Would you return all of this data exactly, leaving nothing out?

-- START OF Available data --

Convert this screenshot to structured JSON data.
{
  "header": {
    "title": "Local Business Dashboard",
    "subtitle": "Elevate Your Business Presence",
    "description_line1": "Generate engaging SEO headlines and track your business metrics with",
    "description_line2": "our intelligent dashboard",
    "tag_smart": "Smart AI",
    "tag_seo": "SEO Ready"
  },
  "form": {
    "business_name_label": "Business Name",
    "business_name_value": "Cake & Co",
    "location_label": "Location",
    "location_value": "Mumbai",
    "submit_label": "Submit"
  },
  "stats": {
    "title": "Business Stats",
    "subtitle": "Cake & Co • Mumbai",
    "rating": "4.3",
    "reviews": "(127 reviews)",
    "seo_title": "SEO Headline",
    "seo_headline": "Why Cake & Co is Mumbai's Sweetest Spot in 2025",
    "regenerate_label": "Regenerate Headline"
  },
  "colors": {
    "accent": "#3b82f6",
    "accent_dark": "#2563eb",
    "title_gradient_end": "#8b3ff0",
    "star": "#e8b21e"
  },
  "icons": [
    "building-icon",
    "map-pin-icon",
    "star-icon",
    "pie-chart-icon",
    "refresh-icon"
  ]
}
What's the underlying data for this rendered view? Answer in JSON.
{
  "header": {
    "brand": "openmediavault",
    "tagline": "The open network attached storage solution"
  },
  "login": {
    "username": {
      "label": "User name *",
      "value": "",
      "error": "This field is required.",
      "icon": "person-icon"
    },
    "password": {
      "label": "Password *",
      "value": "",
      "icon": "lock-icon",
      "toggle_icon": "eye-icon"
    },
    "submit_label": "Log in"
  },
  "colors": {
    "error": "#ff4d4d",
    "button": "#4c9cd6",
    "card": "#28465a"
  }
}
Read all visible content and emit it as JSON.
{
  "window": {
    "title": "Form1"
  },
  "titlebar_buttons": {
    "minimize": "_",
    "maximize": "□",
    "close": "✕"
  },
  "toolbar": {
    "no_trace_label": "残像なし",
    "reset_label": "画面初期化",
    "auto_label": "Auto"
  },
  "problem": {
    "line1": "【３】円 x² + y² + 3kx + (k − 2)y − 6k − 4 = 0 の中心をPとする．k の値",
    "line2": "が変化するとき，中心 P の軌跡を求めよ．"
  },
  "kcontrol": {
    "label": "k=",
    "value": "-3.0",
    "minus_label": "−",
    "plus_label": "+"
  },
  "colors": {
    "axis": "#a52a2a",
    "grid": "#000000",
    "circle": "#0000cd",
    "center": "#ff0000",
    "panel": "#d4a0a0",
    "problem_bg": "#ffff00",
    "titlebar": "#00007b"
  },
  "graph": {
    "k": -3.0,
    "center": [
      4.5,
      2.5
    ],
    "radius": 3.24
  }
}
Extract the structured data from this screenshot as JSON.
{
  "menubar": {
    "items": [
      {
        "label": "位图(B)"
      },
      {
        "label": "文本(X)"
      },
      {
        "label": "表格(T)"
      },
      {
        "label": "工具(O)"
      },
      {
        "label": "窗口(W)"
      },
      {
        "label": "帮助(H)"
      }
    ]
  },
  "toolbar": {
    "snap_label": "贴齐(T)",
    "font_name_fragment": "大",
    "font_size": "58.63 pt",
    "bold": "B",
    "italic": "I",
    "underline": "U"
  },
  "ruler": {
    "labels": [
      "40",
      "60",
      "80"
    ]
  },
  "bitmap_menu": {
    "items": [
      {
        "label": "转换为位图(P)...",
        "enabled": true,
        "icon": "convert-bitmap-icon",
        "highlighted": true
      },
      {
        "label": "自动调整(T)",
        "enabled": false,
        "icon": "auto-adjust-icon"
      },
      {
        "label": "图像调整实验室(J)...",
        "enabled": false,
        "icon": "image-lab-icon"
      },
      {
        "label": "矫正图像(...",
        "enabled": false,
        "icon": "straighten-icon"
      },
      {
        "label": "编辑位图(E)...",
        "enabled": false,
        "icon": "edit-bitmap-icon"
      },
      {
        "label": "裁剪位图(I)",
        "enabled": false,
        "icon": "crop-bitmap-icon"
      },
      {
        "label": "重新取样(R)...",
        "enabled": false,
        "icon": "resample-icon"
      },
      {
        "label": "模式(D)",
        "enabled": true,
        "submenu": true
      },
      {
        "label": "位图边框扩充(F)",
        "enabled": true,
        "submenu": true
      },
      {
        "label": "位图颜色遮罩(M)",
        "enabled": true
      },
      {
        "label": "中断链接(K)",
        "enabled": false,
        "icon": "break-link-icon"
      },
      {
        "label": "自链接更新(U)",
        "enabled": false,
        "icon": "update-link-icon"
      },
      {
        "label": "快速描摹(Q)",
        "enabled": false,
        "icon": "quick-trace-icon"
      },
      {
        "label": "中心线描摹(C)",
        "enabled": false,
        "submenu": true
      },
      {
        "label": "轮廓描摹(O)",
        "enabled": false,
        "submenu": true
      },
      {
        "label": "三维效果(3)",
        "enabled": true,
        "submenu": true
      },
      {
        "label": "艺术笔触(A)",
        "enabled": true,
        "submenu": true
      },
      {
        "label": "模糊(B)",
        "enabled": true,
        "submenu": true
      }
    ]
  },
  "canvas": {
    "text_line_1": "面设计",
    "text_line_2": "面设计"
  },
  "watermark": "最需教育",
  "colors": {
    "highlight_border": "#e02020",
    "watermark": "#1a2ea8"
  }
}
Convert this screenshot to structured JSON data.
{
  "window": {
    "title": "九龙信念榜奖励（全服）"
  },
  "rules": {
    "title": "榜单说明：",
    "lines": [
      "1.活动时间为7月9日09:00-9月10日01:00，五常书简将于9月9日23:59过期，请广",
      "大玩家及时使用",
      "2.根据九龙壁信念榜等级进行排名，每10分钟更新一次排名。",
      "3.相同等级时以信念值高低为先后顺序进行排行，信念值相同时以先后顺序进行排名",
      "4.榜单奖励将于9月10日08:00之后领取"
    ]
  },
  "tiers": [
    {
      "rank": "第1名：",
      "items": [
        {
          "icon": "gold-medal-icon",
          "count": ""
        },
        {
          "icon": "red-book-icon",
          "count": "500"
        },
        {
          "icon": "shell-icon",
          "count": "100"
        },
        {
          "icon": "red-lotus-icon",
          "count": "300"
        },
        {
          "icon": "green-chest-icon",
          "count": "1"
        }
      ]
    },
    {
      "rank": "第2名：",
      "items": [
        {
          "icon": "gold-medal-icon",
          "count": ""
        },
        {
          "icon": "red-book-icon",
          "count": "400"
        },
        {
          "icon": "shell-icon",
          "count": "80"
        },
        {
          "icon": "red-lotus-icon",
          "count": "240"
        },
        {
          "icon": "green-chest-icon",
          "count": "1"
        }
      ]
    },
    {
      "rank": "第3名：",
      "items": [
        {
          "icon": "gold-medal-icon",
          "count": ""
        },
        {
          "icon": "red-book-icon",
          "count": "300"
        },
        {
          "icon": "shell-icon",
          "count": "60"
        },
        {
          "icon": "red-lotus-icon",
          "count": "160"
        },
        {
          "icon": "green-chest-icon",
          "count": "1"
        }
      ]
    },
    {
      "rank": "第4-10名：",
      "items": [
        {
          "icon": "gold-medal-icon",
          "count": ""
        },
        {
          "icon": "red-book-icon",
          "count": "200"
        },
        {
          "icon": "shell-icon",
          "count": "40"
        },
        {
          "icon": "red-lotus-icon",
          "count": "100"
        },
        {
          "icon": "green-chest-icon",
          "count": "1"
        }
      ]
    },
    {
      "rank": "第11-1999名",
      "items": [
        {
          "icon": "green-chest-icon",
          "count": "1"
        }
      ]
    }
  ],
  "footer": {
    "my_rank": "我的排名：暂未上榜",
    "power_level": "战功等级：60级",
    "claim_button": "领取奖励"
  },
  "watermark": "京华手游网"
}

-- END OF Available data --

Task output
Convert this screenshot to structured JSON data.
{
  "header": {
    "title": "Local Business Dashboard",
    "subtitle": "Elevate Your Business Presence",
    "description_line1": "Generate engaging SEO headlines and track your business metrics with",
    "description_line2": "our intelligent dashboard",
    "tag_smart": "Smart AI",
    "tag_seo": "SEO Ready"
  },
  "form": {
    "business_name_label": "Business Name",
    "business_name_value": "Cake & Co",
    "location_label": "Location",
    "location_value": "Mumbai",
    "submit_label": "Submit"
  },
  "stats": {
    "title": "Business Stats",
    "subtitle": "Cake & Co • Mumbai",
    "rating": "4.3",
    "reviews": "(127 reviews)",
    "seo_title": "SEO Headline",
    "seo_headline": "Why Cake & Co is Mumbai's Sweetest Spot in 2025",
    "regenerate_label": "Regenerate Headline"
  },
  "colors": {
    "accent": "#3b82f6",
    "accent_dark": "#2563eb",
    "title_gradient_end": "#8b3ff0",
    "star": "#e8b21e"
  },
  "icons": [
    "building-icon",
    "map-pin-icon",
    "star-icon",
    "pie-chart-icon",
    "refresh-icon"
  ]
}
What's the underlying data for this rendered view? Answer in JSON.
{
  "header": {
    "brand": "openmediavault",
    "tagline": "The open network attached storage solution"
  },
  "login": {
    "username": {
      "label": "User name *",
      "value": "",
      "error": "This field is required.",
      "icon": "person-icon"
    },
    "password": {
      "label": "Password *",
      "value": "",
      "icon": "lock-icon",
      "toggle_icon": "eye-icon"
    },
    "submit_label": "Log in"
  },
  "colors": {
    "error": "#ff4d4d",
    "button": "#4c9cd6",
    "card": "#28465a"
  }
}
Read all visible content and emit it as JSON.
{
  "window": {
    "title": "Form1"
  },
  "titlebar_buttons": {
    "minimize": "_",
    "maximize": "□",
    "close": "✕"
  },
  "toolbar": {
    "no_trace_label": "残像なし",
    "reset_label": "画面初期化",
    "auto_label": "Auto"
  },
  "problem": {
    "line1": "【３】円 x² + y² + 3kx + (k − 2)y − 6k − 4 = 0 の中心をPとする．k の値",
    "line2": "が変化するとき，中心 P の軌跡を求めよ．"
  },
  "kcontrol": {
    "label": "k=",
    "value": "-3.0",
    "minus_label": "−",
    "plus_label": "+"
  },
  "colors": {
    "axis": "#a52a2a",
    "grid": "#000000",
    "circle": "#0000cd",
    "center": "#ff0000",
    "panel": "#d4a0a0",
    "problem_bg": "#ffff00",
    "titlebar": "#00007b"
  },
  "graph": {
    "k": -3.0,
    "center": [
      4.5,
      2.5
    ],
    "radius": 3.24
  }
}
Extract the structured data from this screenshot as JSON.
{
  "menubar": {
    "items": [
      {
        "label": "位图(B)"
      },
      {
        "label": "文本(X)"
      },
      {
        "label": "表格(T)"
      },
      {
        "label": "工具(O)"
      },
      {
        "label": "窗口(W)"
      },
      {
        "label": "帮助(H)"
      }
    ]
  },
  "toolbar": {
    "snap_label": "贴齐(T)",
    "font_name_fragment": "大",
    "font_size": "58.63 pt",
    "bold": "B",
    "italic": "I",
    "underline": "U"
  },
  "ruler": {
    "labels": [
      "40",
      "60",
      "80"
    ]
  },
  "bitmap_menu": {
    "items": [
      {
        "label": "转换为位图(P)...",
        "enabled": true,
        "icon": "convert-bitmap-icon",
        "highlighted": true
      },
      {
        "label": "自动调整(T)",
        "enabled": false,
        "icon": "auto-adjust-icon"
      },
      {
        "label": "图像调整实验室(J)...",
        "enabled": false,
        "icon": "image-lab-icon"
      },
      {
        "label": "矫正图像(...",
        "enabled": false,
        "icon": "straighten-icon"
      },
      {
        "label": "编辑位图(E)...",
        "enabled": false,
        "icon": "edit-bitmap-icon"
      },
      {
        "label": "裁剪位图(I)",
        "enabled": false,
        "icon": "crop-bitmap-icon"
      },
      {
        "label": "重新取样(R)...",
        "enabled": false,
        "icon": "resample-icon"
      },
      {
        "label": "模式(D)",
        "enabled": true,
        "submenu": true
      },
      {
        "label": "位图边框扩充(F)",
        "enabled": true,
        "submenu": true
      },
      {
        "label": "位图颜色遮罩(M)",
        "enabled": true
      },
      {
        "label": "中断链接(K)",
        "enabled": false,
        "icon": "break-link-icon"
      },
      {
        "label": "自链接更新(U)",
        "enabled": false,
        "icon": "update-link-icon"
      },
      {
        "label": "快速描摹(Q)",
        "enabled": false,
        "icon": "quick-trace-icon"
      },
      {
        "label": "中心线描摹(C)",
        "enabled": false,
        "submenu": true
      },
      {
        "label": "轮廓描摹(O)",
        "enabled": false,
        "submenu": true
      },
      {
        "label": "三维效果(3)",
        "enabled": true,
        "submenu": true
      },
      {
        "label": "艺术笔触(A)",
        "enabled": true,
        "submenu": true
      },
      {
        "label": "模糊(B)",
        "enabled": true,
        "submenu": true
      }
    ]
  },
  "canvas": {
    "text_line_1": "面设计",
    "text_line_2": "面设计"
  },
  "watermark": "最需教育",
  "colors": {
    "highlight_border": "#e02020",
    "watermark": "#1a2ea8"
  }
}
Convert this screenshot to structured JSON data.
{
  "window": {
    "title": "九龙信念榜奖励（全服）"
  },
  "rules": {
    "title": "榜单说明：",
    "lines": [
      "1.活动时间为7月9日09:00-9月10日01:00，五常书简将于9月9日23:59过期，请广",
      "大玩家及时使用",
      "2.根据九龙壁信念榜等级进行排名，每10分钟更新一次排名。",
      "3.相同等级时以信念值高低为先后顺序进行排行，信念值相同时以先后顺序进行排名",
      "4.榜单奖励将于9月10日08:00之后领取"
    ]
  },
  "tiers": [
    {
      "rank": "第1名：",
      "items": [
        {
          "icon": "gold-medal-icon",
          "count": ""
        },
        {
          "icon": "red-book-icon",
          "count": "500"
        },
        {
          "icon": "shell-icon",
          "count": "100"
        },
        {
          "icon": "red-lotus-icon",
          "count": "300"
        },
        {
          "icon": "green-chest-icon",
          "count": "1"
        }
      ]
    },
    {
      "rank": "第2名：",
      "items": [
        {
          "icon": "gold-medal-icon",
          "count": ""
        },
        {
          "icon": "red-book-icon",
          "count": "400"
        },
        {
          "icon": "shell-icon",
          "count": "80"
        },
        {
          "icon": "red-lotus-icon",
          "count": "240"
        },
        {
          "icon": "green-chest-icon",
          "count": "1"
        }
      ]
    },
    {
      "rank": "第3名：",
      "items": [
        {
          "icon": "gold-medal-icon",
          "count": ""
        },
        {
          "icon": "red-book-icon",
          "count": "300"
        },
        {
          "icon": "shell-icon",
          "count": "60"
        },
        {
          "icon": "red-lotus-icon",
          "count": "160"
        },
        {
          "icon": "green-chest-icon",
          "count": "1"
        }
      ]
    },
    {
      "rank": "第4-10名：",
      "items": [
        {
          "icon": "gold-medal-icon",
          "count": ""
        },
        {
          "icon": "red-book-icon",
          "count": "200"
        },
        {
          "icon": "shell-icon",
          "count": "40"
        },
        {
          "icon": "red-lotus-icon",
          "count": "100"
        },
        {
          "icon": "green-chest-icon",
          "count": "1"
        }
      ]
    },
    {
      "rank": "第11-1999名",
      "items": [
        {
          "icon": "green-chest-icon",
          "count": "1"
        }
      ]
    }
  ],
  "footer": {
    "my_rank": "我的排名：暂未上榜",
    "power_level": "战功等级：60级",
    "claim_button": "领取奖励"
  },
  "watermark": "京华手游网"
}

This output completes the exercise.